Copy out the complete listing, word for word.

» Supplied records:
###

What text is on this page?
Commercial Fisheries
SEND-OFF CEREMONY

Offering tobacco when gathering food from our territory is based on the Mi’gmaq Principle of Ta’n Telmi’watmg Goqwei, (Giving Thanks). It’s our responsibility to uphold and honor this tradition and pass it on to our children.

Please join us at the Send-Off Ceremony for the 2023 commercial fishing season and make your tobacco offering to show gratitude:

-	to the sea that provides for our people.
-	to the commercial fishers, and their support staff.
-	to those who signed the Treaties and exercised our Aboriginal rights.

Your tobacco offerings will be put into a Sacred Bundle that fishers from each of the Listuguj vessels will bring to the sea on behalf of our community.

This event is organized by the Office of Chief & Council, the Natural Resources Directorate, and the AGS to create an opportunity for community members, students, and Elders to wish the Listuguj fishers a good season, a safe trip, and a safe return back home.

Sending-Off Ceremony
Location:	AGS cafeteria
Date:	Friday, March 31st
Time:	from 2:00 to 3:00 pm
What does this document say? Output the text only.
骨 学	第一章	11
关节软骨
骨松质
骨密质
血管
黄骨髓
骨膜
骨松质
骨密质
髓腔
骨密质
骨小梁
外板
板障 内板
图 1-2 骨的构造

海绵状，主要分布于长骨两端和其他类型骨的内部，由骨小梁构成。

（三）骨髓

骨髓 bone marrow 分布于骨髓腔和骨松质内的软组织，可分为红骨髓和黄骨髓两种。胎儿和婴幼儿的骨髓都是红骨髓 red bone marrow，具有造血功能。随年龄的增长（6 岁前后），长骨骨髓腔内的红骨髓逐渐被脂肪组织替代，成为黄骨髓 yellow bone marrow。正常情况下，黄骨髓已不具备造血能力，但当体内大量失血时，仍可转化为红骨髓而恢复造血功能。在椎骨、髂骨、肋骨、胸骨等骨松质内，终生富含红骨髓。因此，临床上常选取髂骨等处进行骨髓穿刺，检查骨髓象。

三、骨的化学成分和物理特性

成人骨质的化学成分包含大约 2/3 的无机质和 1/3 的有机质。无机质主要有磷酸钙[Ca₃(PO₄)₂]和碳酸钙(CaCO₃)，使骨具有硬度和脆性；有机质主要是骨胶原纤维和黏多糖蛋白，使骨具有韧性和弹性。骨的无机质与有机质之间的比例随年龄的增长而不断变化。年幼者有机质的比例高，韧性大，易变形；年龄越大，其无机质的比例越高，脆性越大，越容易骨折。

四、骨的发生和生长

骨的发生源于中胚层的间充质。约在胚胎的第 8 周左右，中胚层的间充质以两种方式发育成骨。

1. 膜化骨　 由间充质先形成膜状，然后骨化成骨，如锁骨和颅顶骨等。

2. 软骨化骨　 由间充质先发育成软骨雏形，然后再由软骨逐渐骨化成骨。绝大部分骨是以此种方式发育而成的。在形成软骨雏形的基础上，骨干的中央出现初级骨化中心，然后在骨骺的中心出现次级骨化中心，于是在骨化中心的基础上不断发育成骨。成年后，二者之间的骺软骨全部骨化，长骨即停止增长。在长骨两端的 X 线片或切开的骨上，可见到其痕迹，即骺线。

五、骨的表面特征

###

» Result of this exercise:
What text is on this page?
Commercial Fisheries
SEND-OFF CEREMONY

Offering tobacco when gathering food from our territory is based on the Mi’gmaq Principle of Ta’n Telmi’watmg Goqwei, (Giving Thanks). It’s our responsibility to uphold and honor this tradition and pass it on to our children.

Please join us at the Send-Off Ceremony for the 2023 commercial fishing season and make your tobacco offering to show gratitude:

-	to the sea that provides for our people.
-	to the commercial fishers, and their support staff.
-	to those who signed the Treaties and exercised our Aboriginal rights.

Your tobacco offerings will be put into a Sacred Bundle that fishers from each of the Listuguj vessels will bring to the sea on behalf of our community.

This event is organized by the Office of Chief & Council, the Natural Resources Directorate, and the AGS to create an opportunity for community members, students, and Elders to wish the Listuguj fishers a good season, a safe trip, and a safe return back home.

Sending-Off Ceremony
Location:	AGS cafeteria
Date:	Friday, March 31st
Time:	from 2:00 to 3:00 pm
What does this document say? Output the text only.
骨 学	第一章	11
关节软骨
骨松质
骨密质
血管
黄骨髓
骨膜
骨松质
骨密质
髓腔
骨密质
骨小梁
外板
板障 内板
图 1-2 骨的构造

海绵状，主要分布于长骨两端和其他类型骨的内部，由骨小梁构成。

（三）骨髓

骨髓 bone marrow 分布于骨髓腔和骨松质内的软组织，可分为红骨髓和黄骨髓两种。胎儿和婴幼儿的骨髓都是红骨髓 red bone marrow，具有造血功能。随年龄的增长（6 岁前后），长骨骨髓腔内的红骨髓逐渐被脂肪组织替代，成为黄骨髓 yellow bone marrow。正常情况下，黄骨髓已不具备造血能力，但当体内大量失血时，仍可转化为红骨髓而恢复造血功能。在椎骨、髂骨、肋骨、胸骨等骨松质内，终生富含红骨髓。因此，临床上常选取髂骨等处进行骨髓穿刺，检查骨髓象。

三、骨的化学成分和物理特性

成人骨质的化学成分包含大约 2/3 的无机质和 1/3 的有机质。无机质主要有磷酸钙[Ca₃(PO₄)₂]和碳酸钙(CaCO₃)，使骨具有硬度和脆性；有机质主要是骨胶原纤维和黏多糖蛋白，使骨具有韧性和弹性。骨的无机质与有机质之间的比例随年龄的增长而不断变化。年幼者有机质的比例高，韧性大，易变形；年龄越大，其无机质的比例越高，脆性越大，越容易骨折。

四、骨的发生和生长

骨的发生源于中胚层的间充质。约在胚胎的第 8 周左右，中胚层的间充质以两种方式发育成骨。

1. 膜化骨　 由间充质先形成膜状，然后骨化成骨，如锁骨和颅顶骨等。

2. 软骨化骨　 由间充质先发育成软骨雏形，然后再由软骨逐渐骨化成骨。绝大部分骨是以此种方式发育而成的。在形成软骨雏形的基础上，骨干的中央出现初级骨化中心，然后在骨骺的中心出现次级骨化中心，于是在骨化中心的基础上不断发育成骨。成年后，二者之间的骺软骨全部骨化，长骨即停止增长。在长骨两端的 X 线片或切开的骨上，可见到其痕迹，即骺线。

五、骨的表面特征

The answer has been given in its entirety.